======== RAW DATA ========

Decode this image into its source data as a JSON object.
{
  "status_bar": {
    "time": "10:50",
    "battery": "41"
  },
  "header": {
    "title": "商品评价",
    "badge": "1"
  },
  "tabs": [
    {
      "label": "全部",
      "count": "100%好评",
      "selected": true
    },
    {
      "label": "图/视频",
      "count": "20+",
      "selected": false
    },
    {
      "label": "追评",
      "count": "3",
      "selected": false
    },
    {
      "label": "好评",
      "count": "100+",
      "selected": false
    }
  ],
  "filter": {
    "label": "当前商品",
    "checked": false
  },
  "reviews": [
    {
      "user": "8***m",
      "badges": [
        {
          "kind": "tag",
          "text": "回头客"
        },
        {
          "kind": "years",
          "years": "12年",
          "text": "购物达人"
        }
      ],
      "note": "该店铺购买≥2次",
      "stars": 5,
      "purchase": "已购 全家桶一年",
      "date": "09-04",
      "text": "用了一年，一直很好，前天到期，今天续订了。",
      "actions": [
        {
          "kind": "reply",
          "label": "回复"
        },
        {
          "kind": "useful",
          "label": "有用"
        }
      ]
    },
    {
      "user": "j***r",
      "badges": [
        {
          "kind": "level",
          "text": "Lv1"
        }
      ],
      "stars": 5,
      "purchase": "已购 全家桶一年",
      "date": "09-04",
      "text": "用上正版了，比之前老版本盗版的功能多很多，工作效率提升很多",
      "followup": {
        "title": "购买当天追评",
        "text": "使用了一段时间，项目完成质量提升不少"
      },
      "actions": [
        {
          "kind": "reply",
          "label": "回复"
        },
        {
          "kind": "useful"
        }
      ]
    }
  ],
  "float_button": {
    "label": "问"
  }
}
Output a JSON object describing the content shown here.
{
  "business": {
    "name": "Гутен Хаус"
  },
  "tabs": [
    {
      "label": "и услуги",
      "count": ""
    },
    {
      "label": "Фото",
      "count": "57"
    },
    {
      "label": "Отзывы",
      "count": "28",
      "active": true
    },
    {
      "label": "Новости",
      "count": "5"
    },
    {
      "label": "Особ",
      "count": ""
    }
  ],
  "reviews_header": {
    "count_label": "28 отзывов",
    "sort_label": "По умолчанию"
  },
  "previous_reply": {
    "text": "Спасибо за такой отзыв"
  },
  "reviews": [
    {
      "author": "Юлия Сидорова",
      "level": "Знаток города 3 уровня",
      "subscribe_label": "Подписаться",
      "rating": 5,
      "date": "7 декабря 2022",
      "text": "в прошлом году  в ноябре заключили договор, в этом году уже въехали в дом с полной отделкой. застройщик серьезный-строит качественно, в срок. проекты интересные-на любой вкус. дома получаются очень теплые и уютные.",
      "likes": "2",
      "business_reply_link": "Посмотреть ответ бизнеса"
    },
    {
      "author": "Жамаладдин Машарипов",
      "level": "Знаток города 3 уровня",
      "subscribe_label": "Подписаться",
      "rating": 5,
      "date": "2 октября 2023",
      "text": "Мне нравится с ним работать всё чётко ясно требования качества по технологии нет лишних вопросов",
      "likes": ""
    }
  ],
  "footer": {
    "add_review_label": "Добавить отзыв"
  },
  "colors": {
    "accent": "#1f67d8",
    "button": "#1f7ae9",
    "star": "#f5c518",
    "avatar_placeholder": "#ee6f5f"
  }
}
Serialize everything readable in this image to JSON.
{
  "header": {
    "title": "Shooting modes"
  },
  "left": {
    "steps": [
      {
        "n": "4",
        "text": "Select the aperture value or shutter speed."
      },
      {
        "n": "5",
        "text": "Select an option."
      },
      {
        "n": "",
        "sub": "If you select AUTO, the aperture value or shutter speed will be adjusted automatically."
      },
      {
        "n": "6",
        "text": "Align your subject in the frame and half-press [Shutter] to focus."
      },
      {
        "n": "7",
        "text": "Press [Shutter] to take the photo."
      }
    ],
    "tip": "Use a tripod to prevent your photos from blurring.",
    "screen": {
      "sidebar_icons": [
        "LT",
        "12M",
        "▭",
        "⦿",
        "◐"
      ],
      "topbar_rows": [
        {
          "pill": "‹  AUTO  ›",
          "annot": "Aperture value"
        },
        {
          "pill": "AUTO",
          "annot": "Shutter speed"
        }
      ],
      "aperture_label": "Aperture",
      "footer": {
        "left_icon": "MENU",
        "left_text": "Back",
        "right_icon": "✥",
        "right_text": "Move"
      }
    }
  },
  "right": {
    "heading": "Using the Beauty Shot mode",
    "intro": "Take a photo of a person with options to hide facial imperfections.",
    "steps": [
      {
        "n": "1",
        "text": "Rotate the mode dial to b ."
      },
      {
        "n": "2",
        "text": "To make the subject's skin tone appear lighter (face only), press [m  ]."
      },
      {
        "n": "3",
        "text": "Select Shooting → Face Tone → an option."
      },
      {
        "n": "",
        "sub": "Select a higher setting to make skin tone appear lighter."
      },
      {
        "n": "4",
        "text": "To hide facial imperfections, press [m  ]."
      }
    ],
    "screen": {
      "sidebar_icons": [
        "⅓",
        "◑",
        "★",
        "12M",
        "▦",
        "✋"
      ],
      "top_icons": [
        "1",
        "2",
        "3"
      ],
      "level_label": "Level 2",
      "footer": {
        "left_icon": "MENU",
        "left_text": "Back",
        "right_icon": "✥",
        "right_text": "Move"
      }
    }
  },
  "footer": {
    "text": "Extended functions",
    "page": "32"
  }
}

========

Reproduce the listing above verbatim, from first line to last.

**EXERCISE RESPONSE:**
Decode this image into its source data as a JSON object.
{
  "status_bar": {
    "time": "10:50",
    "battery": "41"
  },
  "header": {
    "title": "商品评价",
    "badge": "1"
  },
  "tabs": [
    {
      "label": "全部",
      "count": "100%好评",
      "selected": true
    },
    {
      "label": "图/视频",
      "count": "20+",
      "selected": false
    },
    {
      "label": "追评",
      "count": "3",
      "selected": false
    },
    {
      "label": "好评",
      "count": "100+",
      "selected": false
    }
  ],
  "filter": {
    "label": "当前商品",
    "checked": false
  },
  "reviews": [
    {
      "user": "8***m",
      "badges": [
        {
          "kind": "tag",
          "text": "回头客"
        },
        {
          "kind": "years",
          "years": "12年",
          "text": "购物达人"
        }
      ],
      "note": "该店铺购买≥2次",
      "stars": 5,
      "purchase": "已购 全家桶一年",
      "date": "09-04",
      "text": "用了一年，一直很好，前天到期，今天续订了。",
      "actions": [
        {
          "kind": "reply",
          "label": "回复"
        },
        {
          "kind": "useful",
          "label": "有用"
        }
      ]
    },
    {
      "user": "j***r",
      "badges": [
        {
          "kind": "level",
          "text": "Lv1"
        }
      ],
      "stars": 5,
      "purchase": "已购 全家桶一年",
      "date": "09-04",
      "text": "用上正版了，比之前老版本盗版的功能多很多，工作效率提升很多",
      "followup": {
        "title": "购买当天追评",
        "text": "使用了一段时间，项目完成质量提升不少"
      },
      "actions": [
        {
          "kind": "reply",
          "label": "回复"
        },
        {
          "kind": "useful"
        }
      ]
    }
  ],
  "float_button": {
    "label": "问"
  }
}
Output a JSON object describing the content shown here.
{
  "business": {
    "name": "Гутен Хаус"
  },
  "tabs": [
    {
      "label": "и услуги",
      "count": ""
    },
    {
      "label": "Фото",
      "count": "57"
    },
    {
      "label": "Отзывы",
      "count": "28",
      "active": true
    },
    {
      "label": "Новости",
      "count": "5"
    },
    {
      "label": "Особ",
      "count": ""
    }
  ],
  "reviews_header": {
    "count_label": "28 отзывов",
    "sort_label": "По умолчанию"
  },
  "previous_reply": {
    "text": "Спасибо за такой отзыв"
  },
  "reviews": [
    {
      "author": "Юлия Сидорова",
      "level": "Знаток города 3 уровня",
      "subscribe_label": "Подписаться",
      "rating": 5,
      "date": "7 декабря 2022",
      "text": "в прошлом году  в ноябре заключили договор, в этом году уже въехали в дом с полной отделкой. застройщик серьезный-строит качественно, в срок. проекты интересные-на любой вкус. дома получаются очень теплые и уютные.",
      "likes": "2",
      "business_reply_link": "Посмотреть ответ бизнеса"
    },
    {
      "author": "Жамаладдин Машарипов",
      "level": "Знаток города 3 уровня",
      "subscribe_label": "Подписаться",
      "rating": 5,
      "date": "2 октября 2023",
      "text": "Мне нравится с ним работать всё чётко ясно требования качества по технологии нет лишних вопросов",
      "likes": ""
    }
  ],
  "footer": {
    "add_review_label": "Добавить отзыв"
  },
  "colors": {
    "accent": "#1f67d8",
    "button": "#1f7ae9",
    "star": "#f5c518",
    "avatar_placeholder": "#ee6f5f"
  }
}
Serialize everything readable in this image to JSON.
{
  "header": {
    "title": "Shooting modes"
  },
  "left": {
    "steps": [
      {
        "n": "4",
        "text": "Select the aperture value or shutter speed."
      },
      {
        "n": "5",
        "text": "Select an option."
      },
      {
        "n": "",
        "sub": "If you select AUTO, the aperture value or shutter speed will be adjusted automatically."
      },
      {
        "n": "6",
        "text": "Align your subject in the frame and half-press [Shutter] to focus."
      },
      {
        "n": "7",
        "text": "Press [Shutter] to take the photo."
      }
    ],
    "tip": "Use a tripod to prevent your photos from blurring.",
    "screen": {
      "sidebar_icons": [
        "LT",
        "12M",
        "▭",
        "⦿",
        "◐"
      ],
      "topbar_rows": [
        {
          "pill": "‹  AUTO  ›",
          "annot": "Aperture value"
        },
        {
          "pill": "AUTO",
          "annot": "Shutter speed"
        }
      ],
      "aperture_label": "Aperture",
      "footer": {
        "left_icon": "MENU",
        "left_text": "Back",
        "right_icon": "✥",
        "right_text": "Move"
      }
    }
  },
  "right": {
    "heading": "Using the Beauty Shot mode",
    "intro": "Take a photo of a person with options to hide facial imperfections.",
    "steps": [
      {
        "n": "1",
        "text": "Rotate the mode dial to b ."
      },
      {
        "n": "2",
        "text": "To make the subject's skin tone appear lighter (face only), press [m  ]."
      },
      {
        "n": "3",
        "text": "Select Shooting → Face Tone → an option."
      },
      {
        "n": "",
        "sub": "Select a higher setting to make skin tone appear lighter."
      },
      {
        "n": "4",
        "text": "To hide facial imperfections, press [m  ]."
      }
    ],
    "screen": {
      "sidebar_icons": [
        "⅓",
        "◑",
        "★",
        "12M",
        "▦",
        "✋"
      ],
      "top_icons": [
        "1",
        "2",
        "3"
      ],
      "level_label": "Level 2",
      "footer": {
        "left_icon": "MENU",
        "left_text": "Back",
        "right_icon": "✥",
        "right_text": "Move"
      }
    }
  },
  "footer": {
    "text": "Extended functions",
    "page": "32"
  }
}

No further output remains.